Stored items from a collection

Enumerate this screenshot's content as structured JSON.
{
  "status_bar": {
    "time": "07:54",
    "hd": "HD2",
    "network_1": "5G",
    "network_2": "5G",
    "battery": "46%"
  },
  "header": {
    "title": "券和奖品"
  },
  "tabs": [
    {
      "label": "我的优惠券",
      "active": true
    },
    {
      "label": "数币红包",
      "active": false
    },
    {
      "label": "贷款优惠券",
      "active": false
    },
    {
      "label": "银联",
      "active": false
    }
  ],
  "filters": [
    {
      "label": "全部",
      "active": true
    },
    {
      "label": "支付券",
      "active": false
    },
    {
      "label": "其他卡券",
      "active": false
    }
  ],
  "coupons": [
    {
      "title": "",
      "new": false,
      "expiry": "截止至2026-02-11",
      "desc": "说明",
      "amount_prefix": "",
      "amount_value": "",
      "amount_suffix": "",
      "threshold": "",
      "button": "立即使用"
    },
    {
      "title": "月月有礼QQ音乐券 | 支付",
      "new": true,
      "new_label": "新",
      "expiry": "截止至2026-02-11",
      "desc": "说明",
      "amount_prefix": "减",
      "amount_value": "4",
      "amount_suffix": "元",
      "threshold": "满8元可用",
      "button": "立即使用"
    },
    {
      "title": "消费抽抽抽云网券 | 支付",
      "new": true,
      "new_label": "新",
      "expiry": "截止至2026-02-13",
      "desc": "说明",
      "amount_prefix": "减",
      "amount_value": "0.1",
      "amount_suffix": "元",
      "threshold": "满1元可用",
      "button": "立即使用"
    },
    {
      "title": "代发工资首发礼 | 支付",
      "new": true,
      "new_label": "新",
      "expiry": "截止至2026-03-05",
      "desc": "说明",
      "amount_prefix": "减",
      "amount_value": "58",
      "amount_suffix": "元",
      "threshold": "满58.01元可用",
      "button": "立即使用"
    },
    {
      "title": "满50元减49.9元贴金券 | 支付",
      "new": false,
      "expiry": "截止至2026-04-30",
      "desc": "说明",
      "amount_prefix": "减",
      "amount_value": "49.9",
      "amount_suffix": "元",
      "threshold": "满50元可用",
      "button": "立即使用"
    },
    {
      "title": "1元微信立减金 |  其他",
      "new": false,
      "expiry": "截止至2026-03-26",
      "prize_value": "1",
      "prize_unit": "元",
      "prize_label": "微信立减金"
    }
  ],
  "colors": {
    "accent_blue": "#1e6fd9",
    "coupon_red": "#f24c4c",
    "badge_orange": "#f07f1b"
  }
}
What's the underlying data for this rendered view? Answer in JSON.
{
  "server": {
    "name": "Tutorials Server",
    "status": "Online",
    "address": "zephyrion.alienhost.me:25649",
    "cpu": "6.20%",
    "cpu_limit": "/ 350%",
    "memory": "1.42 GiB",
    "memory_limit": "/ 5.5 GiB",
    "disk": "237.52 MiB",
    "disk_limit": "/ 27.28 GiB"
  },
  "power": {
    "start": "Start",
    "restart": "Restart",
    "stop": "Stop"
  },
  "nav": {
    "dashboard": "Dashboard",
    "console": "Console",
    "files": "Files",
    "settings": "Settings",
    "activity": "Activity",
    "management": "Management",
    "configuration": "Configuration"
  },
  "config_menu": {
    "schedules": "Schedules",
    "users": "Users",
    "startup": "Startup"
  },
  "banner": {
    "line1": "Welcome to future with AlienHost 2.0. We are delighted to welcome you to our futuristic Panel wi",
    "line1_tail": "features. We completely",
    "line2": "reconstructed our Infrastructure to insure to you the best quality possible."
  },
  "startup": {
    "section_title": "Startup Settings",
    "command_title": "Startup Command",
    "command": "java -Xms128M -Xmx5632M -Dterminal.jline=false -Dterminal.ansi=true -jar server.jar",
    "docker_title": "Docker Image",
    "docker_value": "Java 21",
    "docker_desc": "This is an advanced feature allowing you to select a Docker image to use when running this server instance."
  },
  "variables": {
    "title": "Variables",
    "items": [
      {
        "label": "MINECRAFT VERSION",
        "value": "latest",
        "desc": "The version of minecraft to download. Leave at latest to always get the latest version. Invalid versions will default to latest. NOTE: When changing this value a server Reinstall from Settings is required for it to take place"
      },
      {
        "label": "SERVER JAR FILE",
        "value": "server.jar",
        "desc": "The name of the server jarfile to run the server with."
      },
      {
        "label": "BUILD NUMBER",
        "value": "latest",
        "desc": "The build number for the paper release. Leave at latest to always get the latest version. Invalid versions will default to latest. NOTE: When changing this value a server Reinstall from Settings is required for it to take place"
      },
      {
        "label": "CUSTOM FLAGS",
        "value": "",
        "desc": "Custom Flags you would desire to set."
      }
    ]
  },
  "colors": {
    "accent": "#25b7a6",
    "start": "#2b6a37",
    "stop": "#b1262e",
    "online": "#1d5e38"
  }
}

### EXERCISE REQUIREMENTS:
All the entries above need to be reproduced exactly.

### COMPLETE RESPONSE:
Enumerate this screenshot's content as structured JSON.
{
  "status_bar": {
    "time": "07:54",
    "hd": "HD2",
    "network_1": "5G",
    "network_2": "5G",
    "battery": "46%"
  },
  "header": {
    "title": "券和奖品"
  },
  "tabs": [
    {
      "label": "我的优惠券",
      "active": true
    },
    {
      "label": "数币红包",
      "active": false
    },
    {
      "label": "贷款优惠券",
      "active": false
    },
    {
      "label": "银联",
      "active": false
    }
  ],
  "filters": [
    {
      "label": "全部",
      "active": true
    },
    {
      "label": "支付券",
      "active": false
    },
    {
      "label": "其他卡券",
      "active": false
    }
  ],
  "coupons": [
    {
      "title": "",
      "new": false,
      "expiry": "截止至2026-02-11",
      "desc": "说明",
      "amount_prefix": "",
      "amount_value": "",
      "amount_suffix": "",
      "threshold": "",
      "button": "立即使用"
    },
    {
      "title": "月月有礼QQ音乐券 | 支付",
      "new": true,
      "new_label": "新",
      "expiry": "截止至2026-02-11",
      "desc": "说明",
      "amount_prefix": "减",
      "amount_value": "4",
      "amount_suffix": "元",
      "threshold": "满8元可用",
      "button": "立即使用"
    },
    {
      "title": "消费抽抽抽云网券 | 支付",
      "new": true,
      "new_label": "新",
      "expiry": "截止至2026-02-13",
      "desc": "说明",
      "amount_prefix": "减",
      "amount_value": "0.1",
      "amount_suffix": "元",
      "threshold": "满1元可用",
      "button": "立即使用"
    },
    {
      "title": "代发工资首发礼 | 支付",
      "new": true,
      "new_label": "新",
      "expiry": "截止至2026-03-05",
      "desc": "说明",
      "amount_prefix": "减",
      "amount_value": "58",
      "amount_suffix": "元",
      "threshold": "满58.01元可用",
      "button": "立即使用"
    },
    {
      "title": "满50元减49.9元贴金券 | 支付",
      "new": false,
      "expiry": "截止至2026-04-30",
      "desc": "说明",
      "amount_prefix": "减",
      "amount_value": "49.9",
      "amount_suffix": "元",
      "threshold": "满50元可用",
      "button": "立即使用"
    },
    {
      "title": "1元微信立减金 |  其他",
      "new": false,
      "expiry": "截止至2026-03-26",
      "prize_value": "1",
      "prize_unit": "元",
      "prize_label": "微信立减金"
    }
  ],
  "colors": {
    "accent_blue": "#1e6fd9",
    "coupon_red": "#f24c4c",
    "badge_orange": "#f07f1b"
  }
}
What's the underlying data for this rendered view? Answer in JSON.
{
  "server": {
    "name": "Tutorials Server",
    "status": "Online",
    "address": "zephyrion.alienhost.me:25649",
    "cpu": "6.20%",
    "cpu_limit": "/ 350%",
    "memory": "1.42 GiB",
    "memory_limit": "/ 5.5 GiB",
    "disk": "237.52 MiB",
    "disk_limit": "/ 27.28 GiB"
  },
  "power": {
    "start": "Start",
    "restart": "Restart",
    "stop": "Stop"
  },
  "nav": {
    "dashboard": "Dashboard",
    "console": "Console",
    "files": "Files",
    "settings": "Settings",
    "activity": "Activity",
    "management": "Management",
    "configuration": "Configuration"
  },
  "config_menu": {
    "schedules": "Schedules",
    "users": "Users",
    "startup": "Startup"
  },
  "banner": {
    "line1": "Welcome to future with AlienHost 2.0. We are delighted to welcome you to our futuristic Panel wi",
    "line1_tail": "features. We completely",
    "line2": "reconstructed our Infrastructure to insure to you the best quality possible."
  },
  "startup": {
    "section_title": "Startup Settings",
    "command_title": "Startup Command",
    "command": "java -Xms128M -Xmx5632M -Dterminal.jline=false -Dterminal.ansi=true -jar server.jar",
    "docker_title": "Docker Image",
    "docker_value": "Java 21",
    "docker_desc": "This is an advanced feature allowing you to select a Docker image to use when running this server instance."
  },
  "variables": {
    "title": "Variables",
    "items": [
      {
        "label": "MINECRAFT VERSION",
        "value": "latest",
        "desc": "The version of minecraft to download. Leave at latest to always get the latest version. Invalid versions will default to latest. NOTE: When changing this value a server Reinstall from Settings is required for it to take place"
      },
      {
        "label": "SERVER JAR FILE",
        "value": "server.jar",
        "desc": "The name of the server jarfile to run the server with."
      },
      {
        "label": "BUILD NUMBER",
        "value": "latest",
        "desc": "The build number for the paper release. Leave at latest to always get the latest version. Invalid versions will default to latest. NOTE: When changing this value a server Reinstall from Settings is required for it to take place"
      },
      {
        "label": "CUSTOM FLAGS",
        "value": "",
        "desc": "Custom Flags you would desire to set."
      }
    ]
  },
  "colors": {
    "accent": "#25b7a6",
    "start": "#2b6a37",
    "stop": "#b1262e",
    "online": "#1d5e38"
  }
}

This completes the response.